> [Objective]:
Return each line containing "Australia".
>>>>
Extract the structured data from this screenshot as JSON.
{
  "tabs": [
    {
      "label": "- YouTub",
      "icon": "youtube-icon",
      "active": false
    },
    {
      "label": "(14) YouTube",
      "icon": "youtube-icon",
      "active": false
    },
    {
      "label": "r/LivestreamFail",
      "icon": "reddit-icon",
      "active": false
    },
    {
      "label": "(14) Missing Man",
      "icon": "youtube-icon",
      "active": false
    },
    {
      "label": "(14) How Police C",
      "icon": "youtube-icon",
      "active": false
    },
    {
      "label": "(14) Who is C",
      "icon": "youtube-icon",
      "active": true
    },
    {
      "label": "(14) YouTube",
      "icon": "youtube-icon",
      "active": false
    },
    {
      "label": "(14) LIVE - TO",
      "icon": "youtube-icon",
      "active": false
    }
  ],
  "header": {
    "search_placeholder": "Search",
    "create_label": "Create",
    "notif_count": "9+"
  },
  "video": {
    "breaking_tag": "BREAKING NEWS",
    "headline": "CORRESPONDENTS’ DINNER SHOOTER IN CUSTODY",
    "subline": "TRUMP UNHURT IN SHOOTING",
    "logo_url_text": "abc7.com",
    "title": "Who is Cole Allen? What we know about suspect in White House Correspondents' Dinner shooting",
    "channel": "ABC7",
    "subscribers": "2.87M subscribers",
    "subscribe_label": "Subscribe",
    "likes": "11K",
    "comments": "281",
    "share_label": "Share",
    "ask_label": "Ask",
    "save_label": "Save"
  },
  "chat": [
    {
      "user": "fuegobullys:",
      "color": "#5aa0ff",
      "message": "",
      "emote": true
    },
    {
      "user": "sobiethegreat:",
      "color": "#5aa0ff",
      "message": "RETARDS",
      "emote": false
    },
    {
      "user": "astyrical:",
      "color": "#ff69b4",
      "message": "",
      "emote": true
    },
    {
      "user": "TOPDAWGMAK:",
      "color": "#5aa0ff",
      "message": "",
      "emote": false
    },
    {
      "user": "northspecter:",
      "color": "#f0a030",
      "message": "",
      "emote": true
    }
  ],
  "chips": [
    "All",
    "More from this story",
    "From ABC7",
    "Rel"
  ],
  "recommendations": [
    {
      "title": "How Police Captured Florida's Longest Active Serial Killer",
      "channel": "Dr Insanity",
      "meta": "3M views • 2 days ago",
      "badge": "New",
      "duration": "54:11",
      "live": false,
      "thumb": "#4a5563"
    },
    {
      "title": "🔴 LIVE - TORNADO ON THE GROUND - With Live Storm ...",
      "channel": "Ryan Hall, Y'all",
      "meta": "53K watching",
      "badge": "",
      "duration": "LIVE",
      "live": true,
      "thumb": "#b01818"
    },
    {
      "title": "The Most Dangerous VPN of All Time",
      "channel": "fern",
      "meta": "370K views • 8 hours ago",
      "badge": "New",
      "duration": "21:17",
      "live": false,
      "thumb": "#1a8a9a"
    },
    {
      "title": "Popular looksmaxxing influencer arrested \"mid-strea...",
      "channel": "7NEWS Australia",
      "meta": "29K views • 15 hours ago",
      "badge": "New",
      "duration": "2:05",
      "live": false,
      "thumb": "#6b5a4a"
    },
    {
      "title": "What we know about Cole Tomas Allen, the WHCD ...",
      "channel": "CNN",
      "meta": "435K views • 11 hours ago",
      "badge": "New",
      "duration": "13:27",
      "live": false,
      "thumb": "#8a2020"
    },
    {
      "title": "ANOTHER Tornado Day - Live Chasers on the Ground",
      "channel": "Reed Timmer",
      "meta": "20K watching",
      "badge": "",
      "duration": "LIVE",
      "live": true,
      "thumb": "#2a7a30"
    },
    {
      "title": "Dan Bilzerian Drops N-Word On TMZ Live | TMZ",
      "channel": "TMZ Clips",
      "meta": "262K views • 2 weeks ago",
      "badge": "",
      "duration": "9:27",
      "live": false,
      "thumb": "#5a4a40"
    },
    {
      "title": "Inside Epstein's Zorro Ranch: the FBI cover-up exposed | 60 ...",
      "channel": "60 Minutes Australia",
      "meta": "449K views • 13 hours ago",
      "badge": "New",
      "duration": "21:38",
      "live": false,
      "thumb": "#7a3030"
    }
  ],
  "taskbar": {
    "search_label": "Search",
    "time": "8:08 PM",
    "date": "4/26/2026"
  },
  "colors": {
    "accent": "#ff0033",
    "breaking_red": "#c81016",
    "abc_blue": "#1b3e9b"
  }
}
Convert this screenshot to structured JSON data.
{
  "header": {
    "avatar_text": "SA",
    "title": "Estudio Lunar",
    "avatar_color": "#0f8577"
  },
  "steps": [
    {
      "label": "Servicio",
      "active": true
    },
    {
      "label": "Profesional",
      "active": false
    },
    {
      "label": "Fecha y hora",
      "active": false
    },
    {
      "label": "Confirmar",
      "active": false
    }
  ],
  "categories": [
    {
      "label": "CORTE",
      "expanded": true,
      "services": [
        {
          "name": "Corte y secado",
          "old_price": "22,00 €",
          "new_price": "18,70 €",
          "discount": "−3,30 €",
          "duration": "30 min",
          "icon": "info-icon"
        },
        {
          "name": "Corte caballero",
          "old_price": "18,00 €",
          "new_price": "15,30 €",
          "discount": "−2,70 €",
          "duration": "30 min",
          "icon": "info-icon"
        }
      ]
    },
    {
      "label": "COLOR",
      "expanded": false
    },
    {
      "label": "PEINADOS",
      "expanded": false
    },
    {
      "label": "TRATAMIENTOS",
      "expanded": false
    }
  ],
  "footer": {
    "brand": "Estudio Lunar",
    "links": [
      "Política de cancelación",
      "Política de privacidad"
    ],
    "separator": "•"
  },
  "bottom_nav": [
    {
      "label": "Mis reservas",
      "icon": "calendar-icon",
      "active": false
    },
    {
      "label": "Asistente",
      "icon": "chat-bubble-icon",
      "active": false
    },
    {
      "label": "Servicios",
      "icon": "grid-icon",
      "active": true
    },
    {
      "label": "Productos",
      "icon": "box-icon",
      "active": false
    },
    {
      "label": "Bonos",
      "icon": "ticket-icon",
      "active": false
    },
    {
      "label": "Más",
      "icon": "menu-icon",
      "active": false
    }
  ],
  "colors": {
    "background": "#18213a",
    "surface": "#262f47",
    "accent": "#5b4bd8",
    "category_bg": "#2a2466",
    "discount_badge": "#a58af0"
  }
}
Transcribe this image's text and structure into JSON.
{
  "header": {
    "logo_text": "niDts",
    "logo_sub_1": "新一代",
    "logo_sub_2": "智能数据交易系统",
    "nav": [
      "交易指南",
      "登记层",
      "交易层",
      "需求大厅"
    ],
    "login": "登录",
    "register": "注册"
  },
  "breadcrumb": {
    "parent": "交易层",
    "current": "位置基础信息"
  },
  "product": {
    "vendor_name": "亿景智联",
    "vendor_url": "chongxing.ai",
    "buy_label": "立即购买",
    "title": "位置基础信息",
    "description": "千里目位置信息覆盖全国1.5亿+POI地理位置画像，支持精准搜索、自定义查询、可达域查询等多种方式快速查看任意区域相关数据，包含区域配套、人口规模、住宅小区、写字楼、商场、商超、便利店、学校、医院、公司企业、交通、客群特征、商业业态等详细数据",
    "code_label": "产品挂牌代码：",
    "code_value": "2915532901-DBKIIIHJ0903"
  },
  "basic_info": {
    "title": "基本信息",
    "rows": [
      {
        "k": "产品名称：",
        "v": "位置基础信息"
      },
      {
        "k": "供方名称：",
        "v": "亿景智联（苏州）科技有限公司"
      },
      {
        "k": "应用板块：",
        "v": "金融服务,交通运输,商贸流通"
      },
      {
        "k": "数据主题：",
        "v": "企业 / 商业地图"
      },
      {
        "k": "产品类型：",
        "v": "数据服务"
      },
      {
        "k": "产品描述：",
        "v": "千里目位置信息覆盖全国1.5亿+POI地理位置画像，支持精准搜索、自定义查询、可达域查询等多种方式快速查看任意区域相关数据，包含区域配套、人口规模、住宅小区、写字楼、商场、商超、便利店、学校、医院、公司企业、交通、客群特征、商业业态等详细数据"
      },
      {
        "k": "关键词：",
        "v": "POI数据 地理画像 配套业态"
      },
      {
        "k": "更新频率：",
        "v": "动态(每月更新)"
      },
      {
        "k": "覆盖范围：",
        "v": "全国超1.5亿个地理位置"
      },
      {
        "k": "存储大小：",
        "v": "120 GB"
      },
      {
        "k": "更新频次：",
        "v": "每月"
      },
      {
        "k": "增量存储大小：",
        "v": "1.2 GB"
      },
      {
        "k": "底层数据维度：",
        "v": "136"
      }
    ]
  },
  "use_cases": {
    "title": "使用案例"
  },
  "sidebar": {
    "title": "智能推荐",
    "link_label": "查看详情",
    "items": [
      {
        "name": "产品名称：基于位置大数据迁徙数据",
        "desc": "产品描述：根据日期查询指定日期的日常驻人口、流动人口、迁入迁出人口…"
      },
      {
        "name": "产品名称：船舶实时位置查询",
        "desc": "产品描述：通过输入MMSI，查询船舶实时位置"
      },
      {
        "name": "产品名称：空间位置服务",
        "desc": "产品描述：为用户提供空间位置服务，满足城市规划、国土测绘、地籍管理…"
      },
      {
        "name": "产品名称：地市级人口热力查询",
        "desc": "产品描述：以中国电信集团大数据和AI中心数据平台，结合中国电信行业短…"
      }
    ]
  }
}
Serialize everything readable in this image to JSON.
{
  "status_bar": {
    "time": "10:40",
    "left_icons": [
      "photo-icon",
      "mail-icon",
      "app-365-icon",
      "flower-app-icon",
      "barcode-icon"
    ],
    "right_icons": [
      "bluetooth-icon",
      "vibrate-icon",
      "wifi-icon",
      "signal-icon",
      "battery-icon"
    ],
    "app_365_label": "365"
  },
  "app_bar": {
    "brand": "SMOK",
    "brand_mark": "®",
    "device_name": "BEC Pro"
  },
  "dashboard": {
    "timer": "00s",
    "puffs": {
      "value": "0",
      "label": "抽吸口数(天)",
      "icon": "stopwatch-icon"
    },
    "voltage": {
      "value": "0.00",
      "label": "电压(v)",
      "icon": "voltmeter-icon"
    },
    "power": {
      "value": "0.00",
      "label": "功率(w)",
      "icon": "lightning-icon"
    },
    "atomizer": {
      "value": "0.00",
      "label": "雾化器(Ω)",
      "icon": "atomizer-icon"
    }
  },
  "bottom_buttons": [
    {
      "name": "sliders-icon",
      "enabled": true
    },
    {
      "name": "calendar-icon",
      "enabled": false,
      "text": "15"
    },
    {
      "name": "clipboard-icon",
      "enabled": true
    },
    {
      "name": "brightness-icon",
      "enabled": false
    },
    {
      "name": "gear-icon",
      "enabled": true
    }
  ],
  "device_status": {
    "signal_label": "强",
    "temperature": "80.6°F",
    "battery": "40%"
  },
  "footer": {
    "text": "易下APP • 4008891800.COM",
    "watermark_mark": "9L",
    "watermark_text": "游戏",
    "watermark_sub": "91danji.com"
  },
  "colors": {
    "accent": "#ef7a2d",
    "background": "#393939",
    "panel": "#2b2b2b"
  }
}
<<<<
> [Exercise result]:
      "channel": "7NEWS Australia",
      "channel": "60 Minutes Australia",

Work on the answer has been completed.